## PROBLEM REQUIREMENTS
An exact copy of all the data is required, with pictures left out.

## TASK INPUTS
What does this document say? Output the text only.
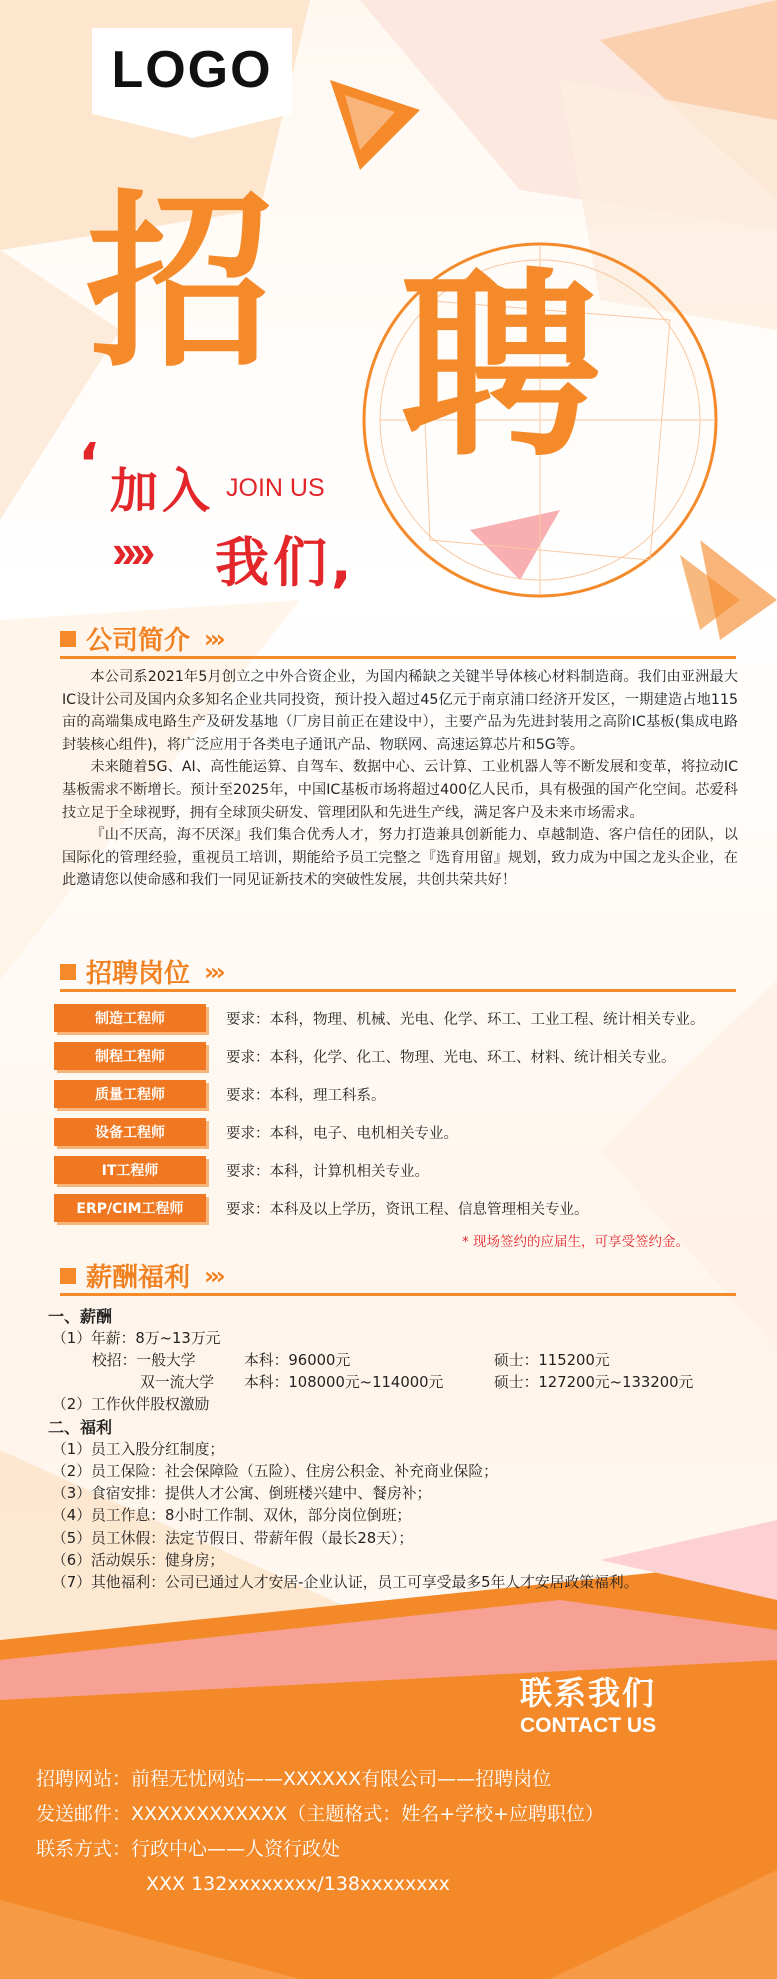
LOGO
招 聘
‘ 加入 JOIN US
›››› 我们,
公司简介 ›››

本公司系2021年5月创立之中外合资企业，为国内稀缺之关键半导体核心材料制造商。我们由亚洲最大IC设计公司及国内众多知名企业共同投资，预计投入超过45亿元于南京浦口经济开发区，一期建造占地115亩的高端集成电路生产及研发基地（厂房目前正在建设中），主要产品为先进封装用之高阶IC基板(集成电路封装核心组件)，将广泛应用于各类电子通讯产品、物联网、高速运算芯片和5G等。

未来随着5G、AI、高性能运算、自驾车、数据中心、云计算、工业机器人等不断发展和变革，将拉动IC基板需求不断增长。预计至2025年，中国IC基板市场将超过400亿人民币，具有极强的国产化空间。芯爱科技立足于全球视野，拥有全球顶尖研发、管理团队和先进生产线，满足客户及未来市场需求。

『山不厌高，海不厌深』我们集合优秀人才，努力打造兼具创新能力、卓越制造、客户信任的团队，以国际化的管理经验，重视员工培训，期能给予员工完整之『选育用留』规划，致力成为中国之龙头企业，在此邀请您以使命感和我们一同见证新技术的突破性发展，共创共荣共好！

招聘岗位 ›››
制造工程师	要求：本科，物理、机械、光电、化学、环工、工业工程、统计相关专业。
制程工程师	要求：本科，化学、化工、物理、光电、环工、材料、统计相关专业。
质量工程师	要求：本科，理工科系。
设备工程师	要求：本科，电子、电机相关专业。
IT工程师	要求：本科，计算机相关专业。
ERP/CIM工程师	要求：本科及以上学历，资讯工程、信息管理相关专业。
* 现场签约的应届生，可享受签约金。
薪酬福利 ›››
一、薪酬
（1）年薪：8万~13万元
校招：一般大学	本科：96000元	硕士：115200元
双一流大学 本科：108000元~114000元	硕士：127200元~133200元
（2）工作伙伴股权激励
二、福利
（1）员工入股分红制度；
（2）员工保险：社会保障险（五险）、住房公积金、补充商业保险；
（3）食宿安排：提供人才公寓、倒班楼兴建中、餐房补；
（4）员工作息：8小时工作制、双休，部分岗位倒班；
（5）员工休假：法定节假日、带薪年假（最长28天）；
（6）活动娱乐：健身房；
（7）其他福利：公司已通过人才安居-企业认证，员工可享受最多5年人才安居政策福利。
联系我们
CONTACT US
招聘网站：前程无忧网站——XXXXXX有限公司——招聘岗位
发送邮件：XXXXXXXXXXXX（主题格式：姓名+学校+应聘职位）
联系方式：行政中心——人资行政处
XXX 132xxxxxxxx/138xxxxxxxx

## WORKED ANSWER
What does this document say? Output the text only.
LOGO
招 聘
‘ 加入 JOIN US
›››› 我们,
公司简介 ›››

本公司系2021年5月创立之中外合资企业，为国内稀缺之关键半导体核心材料制造商。我们由亚洲最大IC设计公司及国内众多知名企业共同投资，预计投入超过45亿元于南京浦口经济开发区，一期建造占地115亩的高端集成电路生产及研发基地（厂房目前正在建设中），主要产品为先进封装用之高阶IC基板(集成电路封装核心组件)，将广泛应用于各类电子通讯产品、物联网、高速运算芯片和5G等。

未来随着5G、AI、高性能运算、自驾车、数据中心、云计算、工业机器人等不断发展和变革，将拉动IC基板需求不断增长。预计至2025年，中国IC基板市场将超过400亿人民币，具有极强的国产化空间。芯爱科技立足于全球视野，拥有全球顶尖研发、管理团队和先进生产线，满足客户及未来市场需求。

『山不厌高，海不厌深』我们集合优秀人才，努力打造兼具创新能力、卓越制造、客户信任的团队，以国际化的管理经验，重视员工培训，期能给予员工完整之『选育用留』规划，致力成为中国之龙头企业，在此邀请您以使命感和我们一同见证新技术的突破性发展，共创共荣共好！

招聘岗位 ›››
制造工程师	要求：本科，物理、机械、光电、化学、环工、工业工程、统计相关专业。
制程工程师	要求：本科，化学、化工、物理、光电、环工、材料、统计相关专业。
质量工程师	要求：本科，理工科系。
设备工程师	要求：本科，电子、电机相关专业。
IT工程师	要求：本科，计算机相关专业。
ERP/CIM工程师	要求：本科及以上学历，资讯工程、信息管理相关专业。
* 现场签约的应届生，可享受签约金。
薪酬福利 ›››
一、薪酬
（1）年薪：8万~13万元
校招：一般大学	本科：96000元	硕士：115200元
双一流大学 本科：108000元~114000元	硕士：127200元~133200元
（2）工作伙伴股权激励
二、福利
（1）员工入股分红制度；
（2）员工保险：社会保障险（五险）、住房公积金、补充商业保险；
（3）食宿安排：提供人才公寓、倒班楼兴建中、餐房补；
（4）员工作息：8小时工作制、双休，部分岗位倒班；
（5）员工休假：法定节假日、带薪年假（最长28天）；
（6）活动娱乐：健身房；
（7）其他福利：公司已通过人才安居-企业认证，员工可享受最多5年人才安居政策福利。
联系我们
CONTACT US
招聘网站：前程无忧网站——XXXXXX有限公司——招聘岗位
发送邮件：XXXXXXXXXXXX（主题格式：姓名+学校+应聘职位）
联系方式：行政中心——人资行政处
XXX 132xxxxxxxx/138xxxxxxxx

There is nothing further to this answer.